-- ВЫПОЛНИТЕ ЗАДАНИЯ --
1) Ответьте по тексту о российском консерватизме:
(а) Когда Н.С. Михалков опубликовал текст «Право и правда»?
(б) На перехват чьего традиционного электората была нацелена эта программа?
(в) Когда и где произошло крупное столкновение демонстрантов с силами правопорядка?
2) Воспроизведите дословно фрагмент текста о российском консерватизме от слов «Сам факт опубликования» до слов «чисто теоретическим текстом.» включительно.
──────── ИСХОДНЫЙ ТЕКСТ
Еще один консервативный проект был инициирован в Российском фонде культуры. По итогам нескольких сессий Консервативного семинара президент фонда Н.С. Михалков опубликовал в октябре 2010 года текст под заголовком «Право и правда», представленный в качестве «Манифеста просвещенного консерватизма». В нем была предпринята попытка сформулировать консервативную предвыборную программу для сдвоенного избирательного цикла: декабрь-2011 – выборы в Государственную Думу по пропорциональной системе и март-2012 – выборы президента РФ. Она не предназначалась для какой-то определенной партии, но была нацелена на перехват традиционного электората КПРФ. В разделе «Наши избиратели» говорилось прямо: «Парадоксально, но на сегодняшний день в России избирателями революционной по своей сути партии КПРФ продолжает оставаться огромное число лиц, которые в стабильных условиях, как правило, являются главной опорой “партии консерваторов”».

Сам факт опубликования этого манифеста Н.С. Михалковым вызвал предположения, что он намерен выдвинуть свою кандидатуру на президентских выборах в 2012 году. Однако этого не случилось, и проект «Право и правда» так и завершился чисто теоретическим текстом.

Российский консерватизм 2012–2021 годов

Третий этап становления и развития российского консерватизма в значительной степени обусловлен политическим кризисом, вызванным отказом президента Д.А. Медведева выдвигать свою кандидатуру на второй срок подряд и решением премьер-министра В.В. Путина избираться уже на третий срок. Так называемая несистемная оппозиция в составе либералов, левых радикалов и русских националистов отказалась признать результаты парламентских выборов 4 декабря 2011 года и организовала серию несогласованных шествий и масштабных протестных митингов. Протестная волна завершилась крупным столкновением демонстрантов с силами правопорядка 6 мая 2012 года на Болотной площади в Москве. Еще раньше, в феврале 2012 года панк-группа “Pussy riot” устроила политический антипутинский «перформанс» на солее Храма Христа Спасителя – главного храма Русской Православной Церкви Московского Патриархата. Вызов радикалов, получивших название «креативный класс», требовал от власти не только «силового», но наряду с политической реформой также и внятного идеологического ответа. Концептуальной основой такого ответа стали семь статей В.В. Путина, опубликованных в ходе его президентской избирательной кампании. Каждая из этих статей посвящена одному вопросу внутренней и внешней политики, а все вместе они представили, по сути, заявленную еще в период президентства Д.А. Медведева программу «консервативной модернизации».
────────────────
──────── ЗАПИСИ ДАННЫХ
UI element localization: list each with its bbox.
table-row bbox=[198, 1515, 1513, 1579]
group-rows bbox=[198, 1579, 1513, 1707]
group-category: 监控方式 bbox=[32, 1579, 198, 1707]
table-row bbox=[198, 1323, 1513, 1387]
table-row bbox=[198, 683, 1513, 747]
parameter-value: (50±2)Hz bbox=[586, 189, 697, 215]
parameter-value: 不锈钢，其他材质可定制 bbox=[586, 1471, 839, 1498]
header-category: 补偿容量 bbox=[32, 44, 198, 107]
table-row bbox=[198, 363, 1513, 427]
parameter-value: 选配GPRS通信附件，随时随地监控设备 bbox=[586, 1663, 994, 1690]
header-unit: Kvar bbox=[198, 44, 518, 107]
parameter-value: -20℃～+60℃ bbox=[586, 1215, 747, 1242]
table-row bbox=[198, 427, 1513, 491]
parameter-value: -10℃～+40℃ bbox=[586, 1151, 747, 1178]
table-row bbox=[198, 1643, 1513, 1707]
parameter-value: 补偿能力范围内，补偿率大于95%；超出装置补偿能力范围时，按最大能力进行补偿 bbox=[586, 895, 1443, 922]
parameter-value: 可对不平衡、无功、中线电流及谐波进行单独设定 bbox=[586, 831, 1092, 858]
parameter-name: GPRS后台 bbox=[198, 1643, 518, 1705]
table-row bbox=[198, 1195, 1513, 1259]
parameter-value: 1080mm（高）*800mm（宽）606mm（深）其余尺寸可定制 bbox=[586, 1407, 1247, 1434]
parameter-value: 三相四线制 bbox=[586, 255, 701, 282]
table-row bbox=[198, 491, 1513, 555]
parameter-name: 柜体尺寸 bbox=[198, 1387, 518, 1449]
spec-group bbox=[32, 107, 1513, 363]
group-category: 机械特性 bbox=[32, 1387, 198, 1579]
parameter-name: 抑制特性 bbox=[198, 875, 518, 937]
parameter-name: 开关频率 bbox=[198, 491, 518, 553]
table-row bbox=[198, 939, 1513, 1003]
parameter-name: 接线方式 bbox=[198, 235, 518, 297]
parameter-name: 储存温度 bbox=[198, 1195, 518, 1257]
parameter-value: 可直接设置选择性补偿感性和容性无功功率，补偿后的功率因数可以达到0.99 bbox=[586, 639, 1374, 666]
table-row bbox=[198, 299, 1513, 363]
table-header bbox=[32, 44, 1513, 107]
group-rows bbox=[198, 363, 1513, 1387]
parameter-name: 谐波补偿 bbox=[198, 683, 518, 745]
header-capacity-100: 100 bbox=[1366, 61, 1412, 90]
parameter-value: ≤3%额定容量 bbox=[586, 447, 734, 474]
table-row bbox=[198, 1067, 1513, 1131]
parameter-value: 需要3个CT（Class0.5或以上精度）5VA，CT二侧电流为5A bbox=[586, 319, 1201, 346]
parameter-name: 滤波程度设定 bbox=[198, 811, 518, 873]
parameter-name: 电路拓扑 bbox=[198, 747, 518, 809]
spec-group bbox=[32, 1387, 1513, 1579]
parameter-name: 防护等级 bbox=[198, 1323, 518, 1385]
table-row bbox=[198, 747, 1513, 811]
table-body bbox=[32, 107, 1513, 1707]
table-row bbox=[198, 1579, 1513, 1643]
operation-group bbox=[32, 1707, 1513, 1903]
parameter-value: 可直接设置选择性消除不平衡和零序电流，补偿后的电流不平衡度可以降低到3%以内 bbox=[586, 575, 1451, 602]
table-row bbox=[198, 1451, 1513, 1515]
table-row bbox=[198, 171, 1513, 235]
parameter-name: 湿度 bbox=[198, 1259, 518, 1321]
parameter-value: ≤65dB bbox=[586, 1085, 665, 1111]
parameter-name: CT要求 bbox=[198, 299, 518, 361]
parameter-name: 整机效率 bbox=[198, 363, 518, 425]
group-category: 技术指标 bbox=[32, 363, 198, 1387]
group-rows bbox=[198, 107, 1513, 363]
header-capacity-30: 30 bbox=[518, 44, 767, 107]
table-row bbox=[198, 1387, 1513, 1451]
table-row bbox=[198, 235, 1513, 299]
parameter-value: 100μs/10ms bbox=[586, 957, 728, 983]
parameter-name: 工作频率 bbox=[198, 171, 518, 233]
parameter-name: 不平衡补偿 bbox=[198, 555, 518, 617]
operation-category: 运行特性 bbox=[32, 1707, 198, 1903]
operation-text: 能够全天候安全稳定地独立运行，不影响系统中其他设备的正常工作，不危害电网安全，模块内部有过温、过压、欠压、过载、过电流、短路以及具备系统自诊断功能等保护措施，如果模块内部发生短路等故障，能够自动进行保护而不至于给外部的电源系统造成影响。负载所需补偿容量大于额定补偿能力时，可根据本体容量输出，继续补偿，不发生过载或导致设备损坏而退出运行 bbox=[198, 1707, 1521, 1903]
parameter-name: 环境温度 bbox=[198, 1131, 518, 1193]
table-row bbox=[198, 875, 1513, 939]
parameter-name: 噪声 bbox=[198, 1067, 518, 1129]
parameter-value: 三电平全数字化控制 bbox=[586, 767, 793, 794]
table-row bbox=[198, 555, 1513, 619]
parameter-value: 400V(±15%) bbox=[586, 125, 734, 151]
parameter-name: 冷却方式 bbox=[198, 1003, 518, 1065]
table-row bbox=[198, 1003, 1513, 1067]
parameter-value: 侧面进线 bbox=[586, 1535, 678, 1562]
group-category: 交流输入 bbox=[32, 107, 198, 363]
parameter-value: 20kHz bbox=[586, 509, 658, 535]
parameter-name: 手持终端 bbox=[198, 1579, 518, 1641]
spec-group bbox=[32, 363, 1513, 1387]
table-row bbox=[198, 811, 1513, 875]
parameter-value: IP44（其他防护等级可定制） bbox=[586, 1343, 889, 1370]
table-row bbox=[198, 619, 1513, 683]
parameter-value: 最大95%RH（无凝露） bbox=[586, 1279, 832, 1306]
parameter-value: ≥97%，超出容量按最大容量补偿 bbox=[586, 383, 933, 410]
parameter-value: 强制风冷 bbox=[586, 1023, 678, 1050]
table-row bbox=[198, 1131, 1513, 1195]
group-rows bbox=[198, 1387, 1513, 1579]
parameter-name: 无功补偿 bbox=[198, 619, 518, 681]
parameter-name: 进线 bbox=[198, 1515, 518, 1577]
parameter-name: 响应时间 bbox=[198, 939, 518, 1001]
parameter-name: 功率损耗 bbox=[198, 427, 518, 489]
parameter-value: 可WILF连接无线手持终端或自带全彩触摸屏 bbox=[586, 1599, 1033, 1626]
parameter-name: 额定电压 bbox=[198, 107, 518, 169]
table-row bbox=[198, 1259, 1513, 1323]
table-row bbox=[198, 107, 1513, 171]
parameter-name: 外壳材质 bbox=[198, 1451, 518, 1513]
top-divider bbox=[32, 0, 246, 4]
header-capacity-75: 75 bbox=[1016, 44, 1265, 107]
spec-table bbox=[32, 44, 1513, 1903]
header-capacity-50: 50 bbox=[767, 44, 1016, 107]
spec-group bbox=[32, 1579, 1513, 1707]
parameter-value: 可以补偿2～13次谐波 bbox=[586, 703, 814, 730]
────────────────
-- ОТВЕТЫ ПО ПОРЯДКУ --
1)
(а) В октябре 2010 года.
(б) Традиционного электората КПРФ.
(в) 6 мая 2012 года на Болотной площади в Москве.

2)
Сам факт опубликования этого манифеста Н.С. Михалковым вызвал предположения, что он намерен выдвинуть свою кандидатуру на президентских выборах в 2012 году. Однако этого не случилось, и проект «Право и правда» так и завершился чисто теоретическим текстом.